What you should do =
Print the source records word for word, from the first line through the line with "- field-label: Countries: [1090, 268, 1164, 282]", including both of those lines.

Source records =

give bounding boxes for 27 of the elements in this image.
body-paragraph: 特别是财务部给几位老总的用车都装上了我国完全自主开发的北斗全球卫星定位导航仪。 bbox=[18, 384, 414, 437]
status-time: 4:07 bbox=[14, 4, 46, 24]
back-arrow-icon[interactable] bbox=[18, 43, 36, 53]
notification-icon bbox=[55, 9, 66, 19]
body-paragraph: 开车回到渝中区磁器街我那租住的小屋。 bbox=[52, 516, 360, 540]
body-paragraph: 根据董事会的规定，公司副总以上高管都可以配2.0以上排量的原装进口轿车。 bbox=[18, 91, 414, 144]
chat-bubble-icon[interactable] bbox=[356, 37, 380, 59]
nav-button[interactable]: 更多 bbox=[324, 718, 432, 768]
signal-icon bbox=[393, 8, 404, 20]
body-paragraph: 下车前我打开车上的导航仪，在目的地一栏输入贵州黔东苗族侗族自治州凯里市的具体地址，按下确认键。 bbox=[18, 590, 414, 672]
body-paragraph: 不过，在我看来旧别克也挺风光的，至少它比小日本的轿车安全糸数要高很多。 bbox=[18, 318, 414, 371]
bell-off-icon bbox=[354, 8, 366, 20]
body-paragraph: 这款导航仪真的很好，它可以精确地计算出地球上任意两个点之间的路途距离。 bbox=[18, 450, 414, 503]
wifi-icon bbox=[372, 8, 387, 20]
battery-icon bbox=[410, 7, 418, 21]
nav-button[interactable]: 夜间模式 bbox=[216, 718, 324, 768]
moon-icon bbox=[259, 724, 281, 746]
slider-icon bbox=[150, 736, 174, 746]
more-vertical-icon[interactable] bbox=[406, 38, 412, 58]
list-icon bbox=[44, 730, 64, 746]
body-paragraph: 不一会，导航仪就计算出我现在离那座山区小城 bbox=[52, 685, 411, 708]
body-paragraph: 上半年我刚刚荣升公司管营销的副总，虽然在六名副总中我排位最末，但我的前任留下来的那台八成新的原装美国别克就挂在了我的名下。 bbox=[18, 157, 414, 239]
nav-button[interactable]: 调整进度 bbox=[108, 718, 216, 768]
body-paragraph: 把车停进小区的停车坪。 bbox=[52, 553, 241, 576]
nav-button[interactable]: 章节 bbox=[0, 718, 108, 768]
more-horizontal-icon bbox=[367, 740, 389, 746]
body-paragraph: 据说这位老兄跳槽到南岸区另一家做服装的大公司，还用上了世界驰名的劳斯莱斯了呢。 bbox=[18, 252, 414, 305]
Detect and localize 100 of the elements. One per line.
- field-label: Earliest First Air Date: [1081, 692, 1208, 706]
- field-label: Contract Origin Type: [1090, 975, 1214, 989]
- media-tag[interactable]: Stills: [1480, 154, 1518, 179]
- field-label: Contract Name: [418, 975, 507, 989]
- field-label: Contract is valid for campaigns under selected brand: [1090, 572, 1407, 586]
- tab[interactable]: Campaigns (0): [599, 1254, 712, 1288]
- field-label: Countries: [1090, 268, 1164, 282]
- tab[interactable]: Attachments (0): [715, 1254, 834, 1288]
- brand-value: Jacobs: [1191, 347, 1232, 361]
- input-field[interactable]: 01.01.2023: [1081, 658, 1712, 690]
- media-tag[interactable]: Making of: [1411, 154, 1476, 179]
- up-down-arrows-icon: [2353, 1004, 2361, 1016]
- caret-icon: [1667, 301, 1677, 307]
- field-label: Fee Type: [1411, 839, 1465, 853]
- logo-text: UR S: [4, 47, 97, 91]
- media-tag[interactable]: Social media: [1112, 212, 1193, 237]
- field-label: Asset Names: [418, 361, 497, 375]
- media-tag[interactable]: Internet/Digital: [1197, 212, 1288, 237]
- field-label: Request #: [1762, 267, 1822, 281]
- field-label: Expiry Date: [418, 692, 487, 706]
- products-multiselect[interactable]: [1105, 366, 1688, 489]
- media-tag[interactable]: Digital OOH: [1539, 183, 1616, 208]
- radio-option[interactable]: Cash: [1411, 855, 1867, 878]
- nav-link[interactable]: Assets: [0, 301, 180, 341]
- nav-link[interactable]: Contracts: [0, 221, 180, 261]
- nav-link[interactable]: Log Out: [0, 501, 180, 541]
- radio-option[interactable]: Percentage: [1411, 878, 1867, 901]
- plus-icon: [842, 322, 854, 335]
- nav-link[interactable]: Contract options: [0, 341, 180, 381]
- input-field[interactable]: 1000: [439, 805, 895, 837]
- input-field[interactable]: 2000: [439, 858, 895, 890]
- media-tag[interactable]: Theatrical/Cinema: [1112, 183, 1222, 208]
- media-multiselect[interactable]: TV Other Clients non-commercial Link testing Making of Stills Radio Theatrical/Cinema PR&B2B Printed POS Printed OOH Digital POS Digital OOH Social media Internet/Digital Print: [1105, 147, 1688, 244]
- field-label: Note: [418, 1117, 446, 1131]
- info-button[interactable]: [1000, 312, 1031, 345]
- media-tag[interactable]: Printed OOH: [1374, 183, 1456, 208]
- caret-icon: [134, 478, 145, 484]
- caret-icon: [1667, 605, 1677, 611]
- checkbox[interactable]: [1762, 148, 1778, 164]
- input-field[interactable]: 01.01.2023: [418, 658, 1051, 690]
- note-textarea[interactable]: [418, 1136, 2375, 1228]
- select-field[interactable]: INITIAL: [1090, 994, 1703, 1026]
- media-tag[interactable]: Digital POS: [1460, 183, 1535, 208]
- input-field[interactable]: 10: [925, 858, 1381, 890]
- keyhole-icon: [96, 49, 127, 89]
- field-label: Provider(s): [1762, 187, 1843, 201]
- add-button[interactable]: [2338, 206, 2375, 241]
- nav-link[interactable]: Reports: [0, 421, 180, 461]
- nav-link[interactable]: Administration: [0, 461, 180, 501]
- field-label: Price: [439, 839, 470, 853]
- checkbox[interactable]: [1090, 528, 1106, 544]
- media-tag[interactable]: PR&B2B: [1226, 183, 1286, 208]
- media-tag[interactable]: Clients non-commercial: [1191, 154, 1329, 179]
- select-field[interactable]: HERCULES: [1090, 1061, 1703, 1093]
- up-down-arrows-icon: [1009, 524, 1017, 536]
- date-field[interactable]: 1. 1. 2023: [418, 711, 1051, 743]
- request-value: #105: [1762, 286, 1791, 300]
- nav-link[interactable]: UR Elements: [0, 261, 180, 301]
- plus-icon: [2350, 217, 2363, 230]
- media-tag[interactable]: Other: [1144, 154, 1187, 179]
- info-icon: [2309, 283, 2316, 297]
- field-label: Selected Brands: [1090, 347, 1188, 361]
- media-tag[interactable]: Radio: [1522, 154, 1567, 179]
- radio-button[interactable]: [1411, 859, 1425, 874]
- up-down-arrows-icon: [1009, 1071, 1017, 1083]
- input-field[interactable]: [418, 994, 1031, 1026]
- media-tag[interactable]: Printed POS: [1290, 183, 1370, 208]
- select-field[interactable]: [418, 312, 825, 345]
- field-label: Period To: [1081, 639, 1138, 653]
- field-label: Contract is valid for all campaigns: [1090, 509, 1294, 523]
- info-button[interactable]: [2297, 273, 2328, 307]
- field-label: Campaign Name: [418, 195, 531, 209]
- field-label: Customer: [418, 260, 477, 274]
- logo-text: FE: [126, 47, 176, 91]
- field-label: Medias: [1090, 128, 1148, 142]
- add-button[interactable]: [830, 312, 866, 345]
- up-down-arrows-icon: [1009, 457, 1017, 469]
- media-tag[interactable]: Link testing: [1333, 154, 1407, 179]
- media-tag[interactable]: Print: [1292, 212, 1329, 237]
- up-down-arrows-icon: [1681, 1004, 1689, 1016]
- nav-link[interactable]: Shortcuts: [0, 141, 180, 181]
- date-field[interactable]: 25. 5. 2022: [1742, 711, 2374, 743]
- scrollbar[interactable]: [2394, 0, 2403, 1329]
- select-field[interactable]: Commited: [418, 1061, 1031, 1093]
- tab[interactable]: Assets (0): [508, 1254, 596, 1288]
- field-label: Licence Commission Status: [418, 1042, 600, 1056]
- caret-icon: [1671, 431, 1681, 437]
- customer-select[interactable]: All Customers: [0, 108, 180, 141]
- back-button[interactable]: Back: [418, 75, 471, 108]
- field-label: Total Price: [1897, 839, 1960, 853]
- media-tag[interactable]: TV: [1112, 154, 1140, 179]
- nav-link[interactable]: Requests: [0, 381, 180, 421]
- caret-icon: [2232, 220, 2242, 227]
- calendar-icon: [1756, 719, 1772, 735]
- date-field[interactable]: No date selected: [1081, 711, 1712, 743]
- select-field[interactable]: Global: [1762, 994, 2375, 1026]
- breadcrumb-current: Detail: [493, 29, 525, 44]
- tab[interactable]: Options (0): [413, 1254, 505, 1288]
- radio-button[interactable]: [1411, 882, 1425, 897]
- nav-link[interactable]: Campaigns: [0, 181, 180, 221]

Response to this exercise =
give bounding boxes for 27 of the elements in this image.
body-paragraph: 特别是财务部给几位老总的用车都装上了我国完全自主开发的北斗全球卫星定位导航仪。 bbox=[18, 384, 414, 437]
status-time: 4:07 bbox=[14, 4, 46, 24]
back-arrow-icon[interactable] bbox=[18, 43, 36, 53]
notification-icon bbox=[55, 9, 66, 19]
body-paragraph: 开车回到渝中区磁器街我那租住的小屋。 bbox=[52, 516, 360, 540]
body-paragraph: 根据董事会的规定，公司副总以上高管都可以配2.0以上排量的原装进口轿车。 bbox=[18, 91, 414, 144]
chat-bubble-icon[interactable] bbox=[356, 37, 380, 59]
nav-button[interactable]: 更多 bbox=[324, 718, 432, 768]
signal-icon bbox=[393, 8, 404, 20]
body-paragraph: 下车前我打开车上的导航仪，在目的地一栏输入贵州黔东苗族侗族自治州凯里市的具体地址，按下确认键。 bbox=[18, 590, 414, 672]
body-paragraph: 不过，在我看来旧别克也挺风光的，至少它比小日本的轿车安全糸数要高很多。 bbox=[18, 318, 414, 371]
bell-off-icon bbox=[354, 8, 366, 20]
body-paragraph: 这款导航仪真的很好，它可以精确地计算出地球上任意两个点之间的路途距离。 bbox=[18, 450, 414, 503]
wifi-icon bbox=[372, 8, 387, 20]
battery-icon bbox=[410, 7, 418, 21]
nav-button[interactable]: 夜间模式 bbox=[216, 718, 324, 768]
moon-icon bbox=[259, 724, 281, 746]
slider-icon bbox=[150, 736, 174, 746]
more-vertical-icon[interactable] bbox=[406, 38, 412, 58]
list-icon bbox=[44, 730, 64, 746]
body-paragraph: 不一会，导航仪就计算出我现在离那座山区小城 bbox=[52, 685, 411, 708]
body-paragraph: 上半年我刚刚荣升公司管营销的副总，虽然在六名副总中我排位最末，但我的前任留下来的那台八成新的原装美国别克就挂在了我的名下。 bbox=[18, 157, 414, 239]
nav-button[interactable]: 调整进度 bbox=[108, 718, 216, 768]
body-paragraph: 把车停进小区的停车坪。 bbox=[52, 553, 241, 576]
nav-button[interactable]: 章节 bbox=[0, 718, 108, 768]
more-horizontal-icon bbox=[367, 740, 389, 746]
body-paragraph: 据说这位老兄跳槽到南岸区另一家做服装的大公司，还用上了世界驰名的劳斯莱斯了呢。 bbox=[18, 252, 414, 305]
Detect and localize 100 of the elements. One per line.
- field-label: Earliest First Air Date: [1081, 692, 1208, 706]
- field-label: Contract Origin Type: [1090, 975, 1214, 989]
- media-tag[interactable]: Stills: [1480, 154, 1518, 179]
- field-label: Contract Name: [418, 975, 507, 989]
- field-label: Contract is valid for campaigns under selected brand: [1090, 572, 1407, 586]
- tab[interactable]: Campaigns (0): [599, 1254, 712, 1288]
- field-label: Countries: [1090, 268, 1164, 282]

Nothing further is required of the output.